## REQUIREMENTS:
Count each line in which the word "value" appears. Reply with the total and nothing more.

## INFORMATION SUPPLIED:
┄┄┄┄┄┄

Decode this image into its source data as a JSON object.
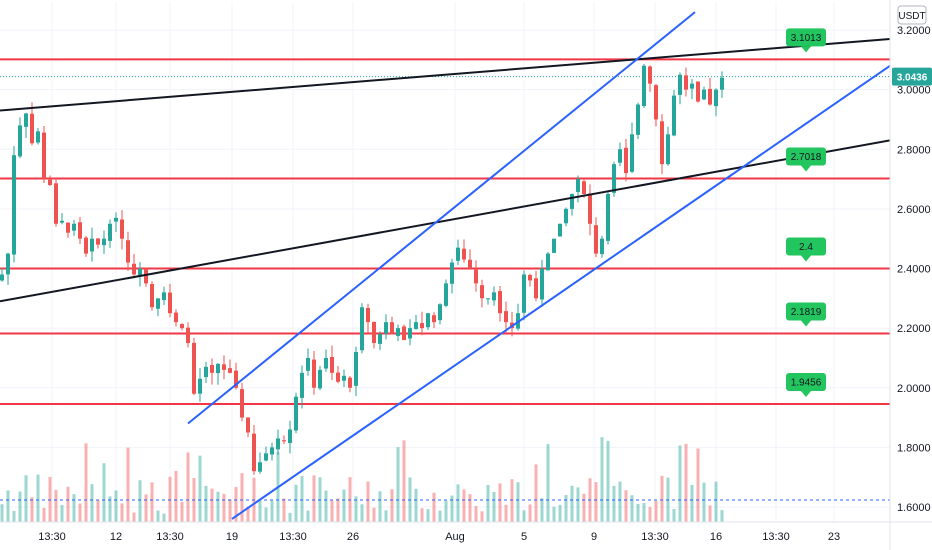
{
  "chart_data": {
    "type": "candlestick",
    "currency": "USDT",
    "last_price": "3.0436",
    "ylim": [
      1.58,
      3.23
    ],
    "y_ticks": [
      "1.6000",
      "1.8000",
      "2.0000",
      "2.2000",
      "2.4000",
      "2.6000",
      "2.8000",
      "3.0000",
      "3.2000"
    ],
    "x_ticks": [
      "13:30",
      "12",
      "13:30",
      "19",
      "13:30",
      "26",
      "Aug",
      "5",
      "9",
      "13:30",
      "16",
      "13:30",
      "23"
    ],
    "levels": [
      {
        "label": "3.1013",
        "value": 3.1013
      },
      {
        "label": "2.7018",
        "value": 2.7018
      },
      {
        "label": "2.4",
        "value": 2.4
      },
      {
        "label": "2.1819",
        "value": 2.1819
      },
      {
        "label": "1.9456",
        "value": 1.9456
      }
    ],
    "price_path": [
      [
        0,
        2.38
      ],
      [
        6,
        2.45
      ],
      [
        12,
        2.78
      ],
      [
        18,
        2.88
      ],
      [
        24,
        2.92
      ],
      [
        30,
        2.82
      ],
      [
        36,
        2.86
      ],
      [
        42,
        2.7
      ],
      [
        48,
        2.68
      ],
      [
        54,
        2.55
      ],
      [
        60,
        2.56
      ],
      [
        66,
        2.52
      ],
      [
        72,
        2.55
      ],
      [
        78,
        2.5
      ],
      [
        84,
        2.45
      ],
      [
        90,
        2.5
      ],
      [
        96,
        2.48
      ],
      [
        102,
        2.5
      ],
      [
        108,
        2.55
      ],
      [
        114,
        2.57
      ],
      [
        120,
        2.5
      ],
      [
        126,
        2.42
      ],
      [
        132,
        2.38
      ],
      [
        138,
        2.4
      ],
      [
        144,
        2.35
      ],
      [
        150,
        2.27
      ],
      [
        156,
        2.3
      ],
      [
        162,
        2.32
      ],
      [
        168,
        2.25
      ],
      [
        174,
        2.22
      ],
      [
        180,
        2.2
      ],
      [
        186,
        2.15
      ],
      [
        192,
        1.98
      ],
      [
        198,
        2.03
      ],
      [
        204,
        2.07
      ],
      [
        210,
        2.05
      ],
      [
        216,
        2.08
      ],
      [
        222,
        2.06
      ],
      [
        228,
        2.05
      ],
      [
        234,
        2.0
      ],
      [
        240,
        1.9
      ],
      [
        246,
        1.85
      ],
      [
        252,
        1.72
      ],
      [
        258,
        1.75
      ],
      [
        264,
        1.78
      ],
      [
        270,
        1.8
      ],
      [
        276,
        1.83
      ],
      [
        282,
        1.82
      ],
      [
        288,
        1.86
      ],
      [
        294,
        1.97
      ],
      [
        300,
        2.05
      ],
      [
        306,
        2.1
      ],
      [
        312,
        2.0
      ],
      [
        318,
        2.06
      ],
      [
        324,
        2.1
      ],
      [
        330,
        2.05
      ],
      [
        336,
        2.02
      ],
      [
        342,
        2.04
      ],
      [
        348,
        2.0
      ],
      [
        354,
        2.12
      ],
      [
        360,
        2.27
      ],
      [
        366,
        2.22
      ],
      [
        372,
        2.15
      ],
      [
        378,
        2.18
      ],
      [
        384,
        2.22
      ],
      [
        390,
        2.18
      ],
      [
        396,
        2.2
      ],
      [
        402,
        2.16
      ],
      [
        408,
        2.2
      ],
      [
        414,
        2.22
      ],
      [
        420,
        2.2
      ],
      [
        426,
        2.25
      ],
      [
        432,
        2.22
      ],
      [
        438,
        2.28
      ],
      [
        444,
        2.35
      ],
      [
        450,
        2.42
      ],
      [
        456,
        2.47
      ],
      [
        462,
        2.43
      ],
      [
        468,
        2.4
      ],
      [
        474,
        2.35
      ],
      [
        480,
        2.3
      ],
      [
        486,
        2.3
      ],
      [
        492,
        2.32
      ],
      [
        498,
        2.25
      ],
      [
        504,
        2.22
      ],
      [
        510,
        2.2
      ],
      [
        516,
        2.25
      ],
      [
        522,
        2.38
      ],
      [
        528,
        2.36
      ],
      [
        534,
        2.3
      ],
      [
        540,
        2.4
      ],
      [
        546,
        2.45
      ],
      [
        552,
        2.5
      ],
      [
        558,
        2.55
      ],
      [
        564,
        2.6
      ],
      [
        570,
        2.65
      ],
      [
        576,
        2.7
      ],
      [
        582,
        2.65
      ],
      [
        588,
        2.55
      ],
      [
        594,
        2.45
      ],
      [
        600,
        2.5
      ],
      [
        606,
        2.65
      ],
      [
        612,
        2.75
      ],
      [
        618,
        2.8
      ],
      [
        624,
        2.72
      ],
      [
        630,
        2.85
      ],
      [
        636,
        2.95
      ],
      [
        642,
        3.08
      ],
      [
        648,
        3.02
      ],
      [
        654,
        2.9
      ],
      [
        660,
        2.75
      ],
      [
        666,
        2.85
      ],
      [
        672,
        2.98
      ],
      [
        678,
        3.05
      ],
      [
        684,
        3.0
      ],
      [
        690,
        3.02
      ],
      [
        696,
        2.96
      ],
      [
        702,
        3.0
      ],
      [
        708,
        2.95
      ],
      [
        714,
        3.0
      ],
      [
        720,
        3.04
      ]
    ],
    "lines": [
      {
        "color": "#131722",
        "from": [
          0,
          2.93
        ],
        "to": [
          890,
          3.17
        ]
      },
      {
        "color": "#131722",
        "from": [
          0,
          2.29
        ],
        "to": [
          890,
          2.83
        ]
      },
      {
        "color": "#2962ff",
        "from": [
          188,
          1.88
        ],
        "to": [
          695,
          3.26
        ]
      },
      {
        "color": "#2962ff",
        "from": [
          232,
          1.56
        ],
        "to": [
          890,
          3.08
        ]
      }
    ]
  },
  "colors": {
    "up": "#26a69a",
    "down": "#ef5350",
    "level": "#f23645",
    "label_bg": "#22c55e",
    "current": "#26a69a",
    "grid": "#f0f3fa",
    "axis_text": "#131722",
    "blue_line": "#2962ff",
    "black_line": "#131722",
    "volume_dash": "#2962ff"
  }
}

┄┄┄┄┄┄

## TASK RESPONSE:
5